» **Exercise instructions**
Below is a block of records; repeat each one exactly.

» **Information given**
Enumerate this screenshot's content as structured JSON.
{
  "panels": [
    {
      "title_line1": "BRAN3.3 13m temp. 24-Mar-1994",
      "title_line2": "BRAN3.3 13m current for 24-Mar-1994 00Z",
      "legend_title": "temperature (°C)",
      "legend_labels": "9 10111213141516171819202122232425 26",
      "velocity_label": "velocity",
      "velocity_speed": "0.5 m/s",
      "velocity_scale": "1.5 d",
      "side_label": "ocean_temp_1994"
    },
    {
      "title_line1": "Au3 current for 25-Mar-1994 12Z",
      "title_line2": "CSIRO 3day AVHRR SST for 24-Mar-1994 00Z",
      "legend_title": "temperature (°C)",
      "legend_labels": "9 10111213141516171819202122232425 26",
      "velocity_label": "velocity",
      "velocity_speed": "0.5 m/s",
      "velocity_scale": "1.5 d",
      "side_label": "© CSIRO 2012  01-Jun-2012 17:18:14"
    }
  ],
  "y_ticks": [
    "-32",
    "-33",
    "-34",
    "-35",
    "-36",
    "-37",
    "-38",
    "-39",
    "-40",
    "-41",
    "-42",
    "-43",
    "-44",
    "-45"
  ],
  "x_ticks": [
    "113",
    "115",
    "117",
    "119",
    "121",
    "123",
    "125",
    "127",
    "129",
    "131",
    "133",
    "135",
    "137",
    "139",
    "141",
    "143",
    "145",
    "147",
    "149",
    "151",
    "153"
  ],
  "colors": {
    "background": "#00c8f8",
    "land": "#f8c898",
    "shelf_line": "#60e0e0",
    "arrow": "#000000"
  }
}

» **Written answer**
Enumerate this screenshot's content as structured JSON.
{
  "panels": [
    {
      "title_line1": "BRAN3.3 13m temp. 24-Mar-1994",
      "title_line2": "BRAN3.3 13m current for 24-Mar-1994 00Z",
      "legend_title": "temperature (°C)",
      "legend_labels": "9 10111213141516171819202122232425 26",
      "velocity_label": "velocity",
      "velocity_speed": "0.5 m/s",
      "velocity_scale": "1.5 d",
      "side_label": "ocean_temp_1994"
    },
    {
      "title_line1": "Au3 current for 25-Mar-1994 12Z",
      "title_line2": "CSIRO 3day AVHRR SST for 24-Mar-1994 00Z",
      "legend_title": "temperature (°C)",
      "legend_labels": "9 10111213141516171819202122232425 26",
      "velocity_label": "velocity",
      "velocity_speed": "0.5 m/s",
      "velocity_scale": "1.5 d",
      "side_label": "© CSIRO 2012  01-Jun-2012 17:18:14"
    }
  ],
  "y_ticks": [
    "-32",
    "-33",
    "-34",
    "-35",
    "-36",
    "-37",
    "-38",
    "-39",
    "-40",
    "-41",
    "-42",
    "-43",
    "-44",
    "-45"
  ],
  "x_ticks": [
    "113",
    "115",
    "117",
    "119",
    "121",
    "123",
    "125",
    "127",
    "129",
    "131",
    "133",
    "135",
    "137",
    "139",
    "141",
    "143",
    "145",
    "147",
    "149",
    "151",
    "153"
  ],
  "colors": {
    "background": "#00c8f8",
    "land": "#f8c898",
    "shelf_line": "#60e0e0",
    "arrow": "#000000"
  }
}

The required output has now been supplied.